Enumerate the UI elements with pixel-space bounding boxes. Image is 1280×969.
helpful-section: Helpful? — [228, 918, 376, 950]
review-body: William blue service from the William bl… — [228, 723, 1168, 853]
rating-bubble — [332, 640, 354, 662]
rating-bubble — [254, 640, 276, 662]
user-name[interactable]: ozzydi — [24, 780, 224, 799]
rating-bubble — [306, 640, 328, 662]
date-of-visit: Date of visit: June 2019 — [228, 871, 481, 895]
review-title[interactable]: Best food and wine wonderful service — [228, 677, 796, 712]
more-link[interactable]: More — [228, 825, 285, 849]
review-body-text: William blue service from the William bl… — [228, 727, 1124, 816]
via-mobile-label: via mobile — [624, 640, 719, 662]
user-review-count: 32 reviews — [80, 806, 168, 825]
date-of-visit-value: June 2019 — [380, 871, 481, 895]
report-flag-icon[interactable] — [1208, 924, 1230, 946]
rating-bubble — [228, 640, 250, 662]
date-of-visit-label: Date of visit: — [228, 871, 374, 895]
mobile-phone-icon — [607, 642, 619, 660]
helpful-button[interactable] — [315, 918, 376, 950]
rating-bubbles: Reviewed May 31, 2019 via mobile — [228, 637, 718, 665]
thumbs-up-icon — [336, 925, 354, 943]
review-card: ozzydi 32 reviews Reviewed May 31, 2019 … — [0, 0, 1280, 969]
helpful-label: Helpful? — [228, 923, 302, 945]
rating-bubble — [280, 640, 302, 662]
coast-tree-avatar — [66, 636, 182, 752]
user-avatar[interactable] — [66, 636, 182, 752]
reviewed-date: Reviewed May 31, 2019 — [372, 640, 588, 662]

----------------

Short task |
Transcribe every line of the rows above word for word, keeping each one as it appears.

Reply to the task |
Enumerate the UI elements with pixel-space bounding boxes. Image is 1280×969.
helpful-section: Helpful? — [228, 918, 376, 950]
review-body: William blue service from the William bl… — [228, 723, 1168, 853]
rating-bubble — [332, 640, 354, 662]
rating-bubble — [254, 640, 276, 662]
user-name[interactable]: ozzydi — [24, 780, 224, 799]
rating-bubble — [306, 640, 328, 662]
date-of-visit: Date of visit: June 2019 — [228, 871, 481, 895]
review-title[interactable]: Best food and wine wonderful service — [228, 677, 796, 712]
more-link[interactable]: More — [228, 825, 285, 849]
review-body-text: William blue service from the William bl… — [228, 727, 1124, 816]
via-mobile-label: via mobile — [624, 640, 719, 662]
user-review-count: 32 reviews — [80, 806, 168, 825]
date-of-visit-value: June 2019 — [380, 871, 481, 895]
report-flag-icon[interactable] — [1208, 924, 1230, 946]
rating-bubble — [228, 640, 250, 662]
date-of-visit-label: Date of visit: — [228, 871, 374, 895]
mobile-phone-icon — [607, 642, 619, 660]
helpful-button[interactable] — [315, 918, 376, 950]
rating-bubbles: Reviewed May 31, 2019 via mobile — [228, 637, 718, 665]
thumbs-up-icon — [336, 925, 354, 943]
review-card: ozzydi 32 reviews Reviewed May 31, 2019 … — [0, 0, 1280, 969]
helpful-label: Helpful? — [228, 923, 302, 945]
rating-bubble — [280, 640, 302, 662]
coast-tree-avatar — [66, 636, 182, 752]
user-avatar[interactable] — [66, 636, 182, 752]
reviewed-date: Reviewed May 31, 2019 — [372, 640, 588, 662]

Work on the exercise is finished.